Required work:
Word for word, print each line of the listing below; pictures stay out.

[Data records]
+===+

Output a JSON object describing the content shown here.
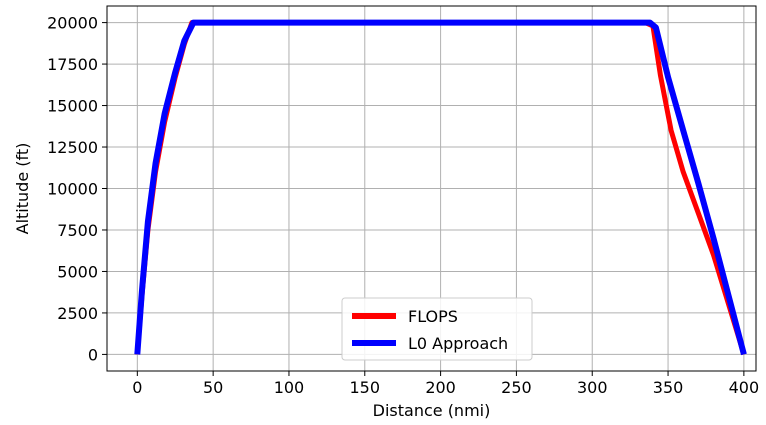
{
  "chart_data": {
    "type": "line",
    "xlabel": "Distance (nmi)",
    "ylabel": "Altitude (ft)",
    "xlim": [
      -20,
      408
    ],
    "ylim": [
      -1000,
      21000
    ],
    "xticks": [
      0,
      50,
      100,
      150,
      200,
      250,
      300,
      350,
      400
    ],
    "yticks": [
      0,
      2500,
      5000,
      7500,
      10000,
      12500,
      15000,
      17500,
      20000
    ],
    "grid": true,
    "legend_position": "bottom-center",
    "series": [
      {
        "name": "FLOPS",
        "color": "#ff0000",
        "x": [
          0,
          3,
          7,
          12,
          18,
          25,
          31,
          36,
          40,
          200,
          335,
          340,
          345,
          352,
          360,
          370,
          380,
          390,
          400
        ],
        "y": [
          0,
          3500,
          7500,
          11000,
          14000,
          16700,
          18700,
          20000,
          20000,
          20000,
          20000,
          19800,
          16800,
          13500,
          11000,
          8500,
          6000,
          3000,
          0
        ]
      },
      {
        "name": "L0 Approach",
        "color": "#0000ff",
        "x": [
          0,
          3,
          7,
          12,
          18,
          25,
          31,
          37,
          40,
          200,
          338,
          342,
          350,
          360,
          370,
          380,
          390,
          400
        ],
        "y": [
          0,
          3800,
          8000,
          11500,
          14500,
          17000,
          18900,
          20000,
          20000,
          20000,
          20000,
          19700,
          16700,
          13500,
          10300,
          7000,
          3500,
          0
        ]
      }
    ]
  }
}
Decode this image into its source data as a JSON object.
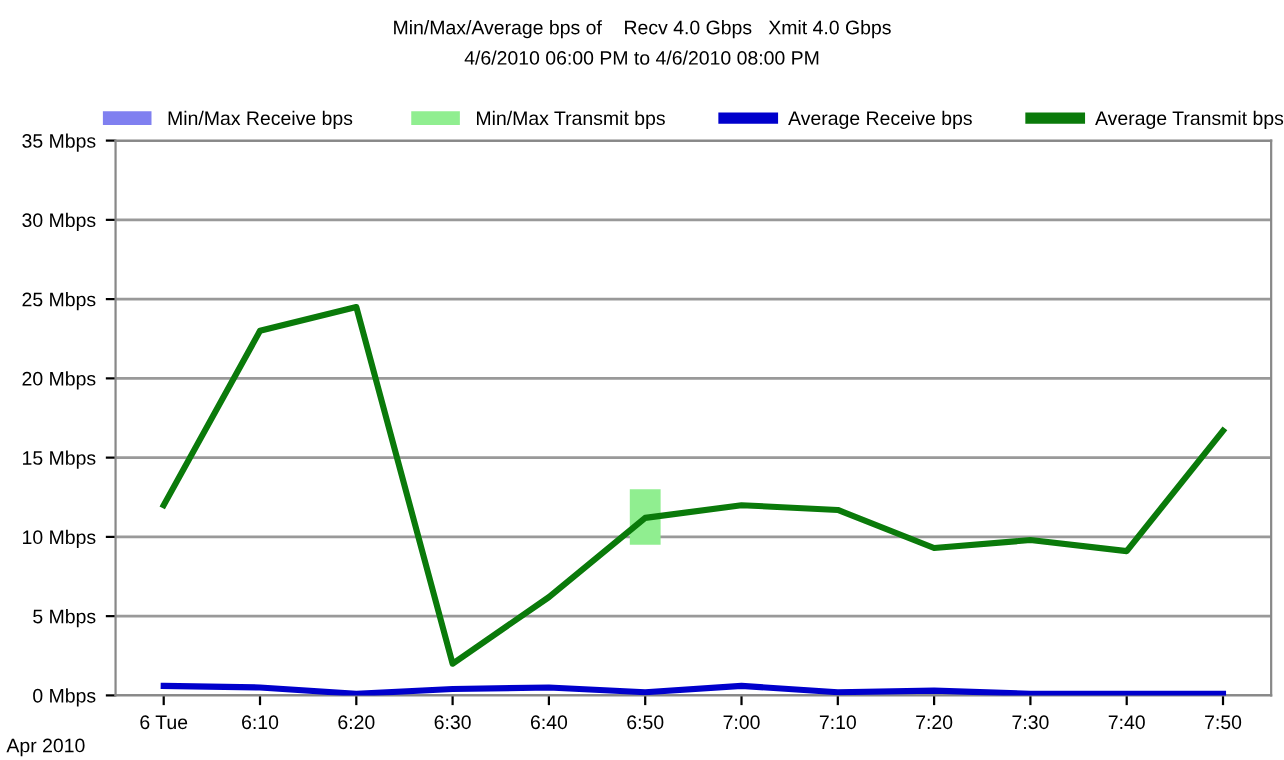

+===+

Task result:
Output a JSON object describing the content shown here.
{
  "chart_data": {
    "type": "line",
    "xlabel": "Distance (nmi)",
    "ylabel": "Altitude (ft)",
    "xlim": [
      -20,
      408
    ],
    "ylim": [
      -1000,
      21000
    ],
    "xticks": [
      0,
      50,
      100,
      150,
      200,
      250,
      300,
      350,
      400
    ],
    "yticks": [
      0,
      2500,
      5000,
      7500,
      10000,
      12500,
      15000,
      17500,
      20000
    ],
    "grid": true,
    "legend_position": "bottom-center",
    "series": [
      {
        "name": "FLOPS",
        "color": "#ff0000",
        "x": [
          0,
          3,
          7,
          12,
          18,
          25,
          31,
          36,
          40,
          200,
          335,
          340,
          345,
          352,
          360,
          370,
          380,
          390,
          400
        ],
        "y": [
          0,
          3500,
          7500,
          11000,
          14000,
          16700,
          18700,
          20000,
          20000,
          20000,
          20000,
          19800,
          16800,
          13500,
          11000,
          8500,
          6000,
          3000,
          0
        ]
      },
      {
        "name": "L0 Approach",
        "color": "#0000ff",
        "x": [
          0,
          3,
          7,
          12,
          18,
          25,
          31,
          37,
          40,
          200,
          338,
          342,
          350,
          360,
          370,
          380,
          390,
          400
        ],
        "y": [
          0,
          3800,
          8000,
          11500,
          14500,
          17000,
          18900,
          20000,
          20000,
          20000,
          20000,
          19700,
          16700,
          13500,
          10300,
          7000,
          3500,
          0
        ]
      }
    ]
  }
}
Decode this image into its source data as a JSON object.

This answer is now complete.